:: Directive ::
In the book review, what did Nancy Hopkins do in response to Larry Summers's comments about sex differences at the academic conference?

A review of Taking Sex Differences Seriously, by Steven E. Rhoads
 

That men and women are different is an accepted tenet of popular culture—indeed, the success of everything from reality television shows to self-help books relies on the notion that la difference is a fact that yields happy, challenging, and occasionally comic results in the course of everyday life. The acknowledgment of difference has also provided fuel for many a political fire. One of the phrases often chanted during the previous century's battle for women's suffrage was, "For the safety of the Nation to the Women Give the Vote / For the Hand that Rocks the Cradle Will Never Rock the Boat."

Yet amble any great distance along the path of sex differences, and you will soon find yourself with Harvard President Larry Summers, tripping painfully on the gnarled and dangerous roots buried there. Summers's provocative comments about sex differences at an academic conference prompted Massachusetts Institute of Technology professor Nancy Hopkins to walk out of the room in protest. Hopkins, who now moonlights as the Ivy League's self-appointed, publicity-seeking gender warden, several years ago spawned a similar media tempest by claiming, on paltry evidence, that women at MIT were the victims of institution-wide discrimination. Posturing provosts nationwide reacted with predictable alacrity, setting up panels and convening commissions at their own universities to root out this new but amorphous enemy: "unintentional" discrimination against women. Summers's crime, in this context, was to have the temerity to state what science has long known about men and women, and to do so without worrying about offending the missish sensibilities of some female academics.

:: Part of a data file ::
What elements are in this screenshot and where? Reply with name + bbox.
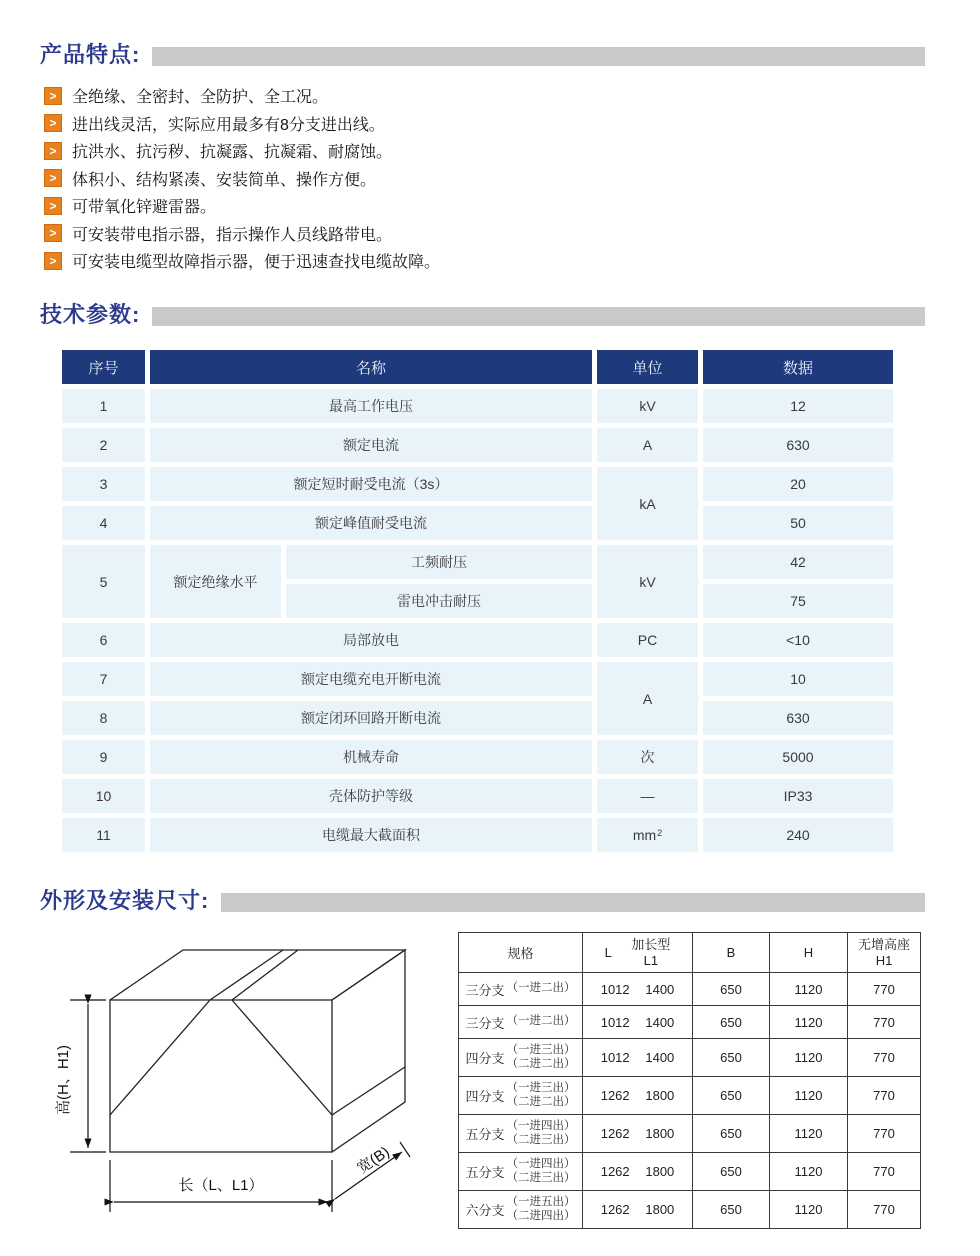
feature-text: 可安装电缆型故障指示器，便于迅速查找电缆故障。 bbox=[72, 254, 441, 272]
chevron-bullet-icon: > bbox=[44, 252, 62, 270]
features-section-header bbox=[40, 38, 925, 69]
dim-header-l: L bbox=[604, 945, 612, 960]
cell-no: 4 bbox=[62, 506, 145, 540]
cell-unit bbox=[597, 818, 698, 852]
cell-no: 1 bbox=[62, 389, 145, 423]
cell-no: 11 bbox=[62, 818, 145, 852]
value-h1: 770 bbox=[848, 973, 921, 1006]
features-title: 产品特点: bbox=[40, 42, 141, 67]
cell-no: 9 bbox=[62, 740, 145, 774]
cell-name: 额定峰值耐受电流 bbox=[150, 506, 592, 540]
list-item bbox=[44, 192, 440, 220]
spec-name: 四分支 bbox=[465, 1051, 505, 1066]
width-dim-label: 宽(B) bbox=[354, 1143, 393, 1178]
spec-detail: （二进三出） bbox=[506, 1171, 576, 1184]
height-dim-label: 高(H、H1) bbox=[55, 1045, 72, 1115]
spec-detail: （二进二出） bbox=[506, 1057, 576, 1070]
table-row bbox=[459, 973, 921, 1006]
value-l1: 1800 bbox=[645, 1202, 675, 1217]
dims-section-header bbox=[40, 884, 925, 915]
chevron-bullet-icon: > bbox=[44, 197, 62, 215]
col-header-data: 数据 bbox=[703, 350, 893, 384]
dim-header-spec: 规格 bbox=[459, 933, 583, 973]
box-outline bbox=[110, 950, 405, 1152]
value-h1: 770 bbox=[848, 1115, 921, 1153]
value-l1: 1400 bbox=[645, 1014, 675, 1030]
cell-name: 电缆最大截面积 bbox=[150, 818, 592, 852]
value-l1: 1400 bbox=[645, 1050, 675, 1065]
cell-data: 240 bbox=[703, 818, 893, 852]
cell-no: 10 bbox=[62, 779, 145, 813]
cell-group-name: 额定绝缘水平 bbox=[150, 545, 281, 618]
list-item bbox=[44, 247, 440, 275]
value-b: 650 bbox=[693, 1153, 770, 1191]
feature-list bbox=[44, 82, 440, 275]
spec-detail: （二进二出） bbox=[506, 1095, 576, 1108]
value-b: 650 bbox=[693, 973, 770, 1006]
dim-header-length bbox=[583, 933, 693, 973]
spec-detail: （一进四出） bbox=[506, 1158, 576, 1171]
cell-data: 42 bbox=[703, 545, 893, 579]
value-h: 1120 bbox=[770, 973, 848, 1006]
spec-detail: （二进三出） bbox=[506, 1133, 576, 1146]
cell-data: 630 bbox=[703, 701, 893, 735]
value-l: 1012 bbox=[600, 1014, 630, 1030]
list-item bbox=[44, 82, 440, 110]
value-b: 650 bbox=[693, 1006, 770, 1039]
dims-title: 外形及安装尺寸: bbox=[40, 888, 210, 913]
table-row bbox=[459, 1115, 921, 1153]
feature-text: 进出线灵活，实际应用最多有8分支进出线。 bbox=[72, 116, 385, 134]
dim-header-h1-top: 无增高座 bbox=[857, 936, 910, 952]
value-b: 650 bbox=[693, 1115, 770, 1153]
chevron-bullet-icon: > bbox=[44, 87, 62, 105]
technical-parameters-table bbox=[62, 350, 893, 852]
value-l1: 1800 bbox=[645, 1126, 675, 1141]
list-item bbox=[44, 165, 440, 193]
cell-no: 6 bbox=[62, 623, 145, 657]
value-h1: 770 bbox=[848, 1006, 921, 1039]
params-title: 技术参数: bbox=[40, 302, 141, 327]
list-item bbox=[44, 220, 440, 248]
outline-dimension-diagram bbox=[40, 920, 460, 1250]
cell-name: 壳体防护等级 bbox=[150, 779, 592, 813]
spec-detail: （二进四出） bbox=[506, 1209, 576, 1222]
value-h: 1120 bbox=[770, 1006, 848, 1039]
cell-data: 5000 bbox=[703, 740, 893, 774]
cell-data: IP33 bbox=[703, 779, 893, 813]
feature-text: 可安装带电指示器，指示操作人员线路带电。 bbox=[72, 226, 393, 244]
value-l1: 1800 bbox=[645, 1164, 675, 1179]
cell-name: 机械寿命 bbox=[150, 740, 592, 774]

:: Finished task ::
She walked out of the room in protest.